INSTRUCTIONS FOR THE TASK →
Will you print the material below without altering a single character?

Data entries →
☆ ☆ ☆ ☆

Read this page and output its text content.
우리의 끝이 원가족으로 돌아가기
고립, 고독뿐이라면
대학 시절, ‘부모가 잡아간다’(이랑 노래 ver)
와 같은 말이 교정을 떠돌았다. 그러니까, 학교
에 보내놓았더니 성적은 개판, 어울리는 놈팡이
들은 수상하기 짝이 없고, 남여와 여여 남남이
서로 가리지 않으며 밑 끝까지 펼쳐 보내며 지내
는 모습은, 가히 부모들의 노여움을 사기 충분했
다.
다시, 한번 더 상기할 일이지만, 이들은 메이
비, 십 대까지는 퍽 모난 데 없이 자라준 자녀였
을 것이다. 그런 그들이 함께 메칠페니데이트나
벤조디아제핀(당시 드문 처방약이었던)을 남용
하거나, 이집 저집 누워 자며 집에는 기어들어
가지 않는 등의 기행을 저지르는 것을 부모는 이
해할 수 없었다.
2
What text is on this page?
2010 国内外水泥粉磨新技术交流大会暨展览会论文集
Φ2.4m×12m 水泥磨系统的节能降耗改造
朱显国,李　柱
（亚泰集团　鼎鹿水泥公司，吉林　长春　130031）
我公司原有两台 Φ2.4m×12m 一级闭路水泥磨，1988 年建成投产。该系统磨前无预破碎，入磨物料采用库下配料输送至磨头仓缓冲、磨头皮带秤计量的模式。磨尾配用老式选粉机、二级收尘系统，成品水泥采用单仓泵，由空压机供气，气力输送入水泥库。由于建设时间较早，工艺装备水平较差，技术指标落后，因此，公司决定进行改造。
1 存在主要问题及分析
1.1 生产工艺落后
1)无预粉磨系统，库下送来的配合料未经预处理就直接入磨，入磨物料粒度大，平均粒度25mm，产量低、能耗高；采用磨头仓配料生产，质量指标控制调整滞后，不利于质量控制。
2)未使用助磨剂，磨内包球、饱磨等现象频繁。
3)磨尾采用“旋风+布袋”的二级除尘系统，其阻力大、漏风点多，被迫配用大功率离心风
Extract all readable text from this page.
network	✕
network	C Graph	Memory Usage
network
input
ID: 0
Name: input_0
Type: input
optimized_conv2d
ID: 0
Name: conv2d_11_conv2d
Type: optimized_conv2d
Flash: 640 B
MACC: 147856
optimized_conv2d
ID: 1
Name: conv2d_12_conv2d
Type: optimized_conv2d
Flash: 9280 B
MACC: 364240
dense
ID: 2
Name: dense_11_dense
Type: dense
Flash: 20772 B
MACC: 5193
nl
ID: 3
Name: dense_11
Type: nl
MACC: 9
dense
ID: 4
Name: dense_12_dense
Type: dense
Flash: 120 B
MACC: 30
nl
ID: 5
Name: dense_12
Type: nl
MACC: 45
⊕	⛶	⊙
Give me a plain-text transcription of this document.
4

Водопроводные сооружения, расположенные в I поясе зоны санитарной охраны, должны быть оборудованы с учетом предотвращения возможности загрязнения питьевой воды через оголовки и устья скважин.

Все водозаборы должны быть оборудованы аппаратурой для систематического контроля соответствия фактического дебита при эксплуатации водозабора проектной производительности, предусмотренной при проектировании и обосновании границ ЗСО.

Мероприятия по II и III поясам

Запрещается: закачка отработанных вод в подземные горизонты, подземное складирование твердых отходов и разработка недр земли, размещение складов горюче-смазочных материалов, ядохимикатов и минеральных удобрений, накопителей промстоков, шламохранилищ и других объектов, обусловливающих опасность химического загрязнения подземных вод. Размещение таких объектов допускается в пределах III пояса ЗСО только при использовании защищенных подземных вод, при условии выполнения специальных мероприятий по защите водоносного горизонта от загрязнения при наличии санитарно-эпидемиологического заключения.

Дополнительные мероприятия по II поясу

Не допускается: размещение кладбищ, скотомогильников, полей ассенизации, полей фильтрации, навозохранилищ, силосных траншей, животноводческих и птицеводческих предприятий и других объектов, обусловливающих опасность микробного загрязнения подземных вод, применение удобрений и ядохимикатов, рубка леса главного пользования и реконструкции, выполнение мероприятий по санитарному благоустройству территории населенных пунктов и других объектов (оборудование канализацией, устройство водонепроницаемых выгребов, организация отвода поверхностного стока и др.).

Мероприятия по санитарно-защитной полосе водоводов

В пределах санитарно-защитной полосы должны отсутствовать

☆ ☆ ☆ ☆

ANSWER FOR THIS EXERCISE →
Read this page and output its text content.
우리의 끝이 원가족으로 돌아가기
고립, 고독뿐이라면
대학 시절, ‘부모가 잡아간다’(이랑 노래 ver)
와 같은 말이 교정을 떠돌았다. 그러니까, 학교
에 보내놓았더니 성적은 개판, 어울리는 놈팡이
들은 수상하기 짝이 없고, 남여와 여여 남남이
서로 가리지 않으며 밑 끝까지 펼쳐 보내며 지내
는 모습은, 가히 부모들의 노여움을 사기 충분했
다.
다시, 한번 더 상기할 일이지만, 이들은 메이
비, 십 대까지는 퍽 모난 데 없이 자라준 자녀였
을 것이다. 그런 그들이 함께 메칠페니데이트나
벤조디아제핀(당시 드문 처방약이었던)을 남용
하거나, 이집 저집 누워 자며 집에는 기어들어
가지 않는 등의 기행을 저지르는 것을 부모는 이
해할 수 없었다.
2
What text is on this page?
2010 国内外水泥粉磨新技术交流大会暨展览会论文集
Φ2.4m×12m 水泥磨系统的节能降耗改造
朱显国,李　柱
（亚泰集团　鼎鹿水泥公司，吉林　长春　130031）
我公司原有两台 Φ2.4m×12m 一级闭路水泥磨，1988 年建成投产。该系统磨前无预破碎，入磨物料采用库下配料输送至磨头仓缓冲、磨头皮带秤计量的模式。磨尾配用老式选粉机、二级收尘系统，成品水泥采用单仓泵，由空压机供气，气力输送入水泥库。由于建设时间较早，工艺装备水平较差，技术指标落后，因此，公司决定进行改造。
1 存在主要问题及分析
1.1 生产工艺落后
1)无预粉磨系统，库下送来的配合料未经预处理就直接入磨，入磨物料粒度大，平均粒度25mm，产量低、能耗高；采用磨头仓配料生产，质量指标控制调整滞后，不利于质量控制。
2)未使用助磨剂，磨内包球、饱磨等现象频繁。
3)磨尾采用“旋风+布袋”的二级除尘系统，其阻力大、漏风点多，被迫配用大功率离心风
Extract all readable text from this page.
network	✕
network	C Graph	Memory Usage
network
input
ID: 0
Name: input_0
Type: input
optimized_conv2d
ID: 0
Name: conv2d_11_conv2d
Type: optimized_conv2d
Flash: 640 B
MACC: 147856
optimized_conv2d
ID: 1
Name: conv2d_12_conv2d
Type: optimized_conv2d
Flash: 9280 B
MACC: 364240
dense
ID: 2
Name: dense_11_dense
Type: dense
Flash: 20772 B
MACC: 5193
nl
ID: 3
Name: dense_11
Type: nl
MACC: 9
dense
ID: 4
Name: dense_12_dense
Type: dense
Flash: 120 B
MACC: 30
nl
ID: 5
Name: dense_12
Type: nl
MACC: 45
⊕	⛶	⊙
Give me a plain-text transcription of this document.
4

Водопроводные сооружения, расположенные в I поясе зоны санитарной охраны, должны быть оборудованы с учетом предотвращения возможности загрязнения питьевой воды через оголовки и устья скважин.

Все водозаборы должны быть оборудованы аппаратурой для систематического контроля соответствия фактического дебита при эксплуатации водозабора проектной производительности, предусмотренной при проектировании и обосновании границ ЗСО.

Мероприятия по II и III поясам

Запрещается: закачка отработанных вод в подземные горизонты, подземное складирование твердых отходов и разработка недр земли, размещение складов горюче-смазочных материалов, ядохимикатов и минеральных удобрений, накопителей промстоков, шламохранилищ и других объектов, обусловливающих опасность химического загрязнения подземных вод. Размещение таких объектов допускается в пределах III пояса ЗСО только при использовании защищенных подземных вод, при условии выполнения специальных мероприятий по защите водоносного горизонта от загрязнения при наличии санитарно-эпидемиологического заключения.

Дополнительные мероприятия по II поясу

Не допускается: размещение кладбищ, скотомогильников, полей ассенизации, полей фильтрации, навозохранилищ, силосных траншей, животноводческих и птицеводческих предприятий и других объектов, обусловливающих опасность микробного загрязнения подземных вод, применение удобрений и ядохимикатов, рубка леса главного пользования и реконструкции, выполнение мероприятий по санитарному благоустройству территории населенных пунктов и других объектов (оборудование канализацией, устройство водонепроницаемых выгребов, организация отвода поверхностного стока и др.).

Мероприятия по санитарно-защитной полосе водоводов

В пределах санитарно-защитной полосы должны отсутствовать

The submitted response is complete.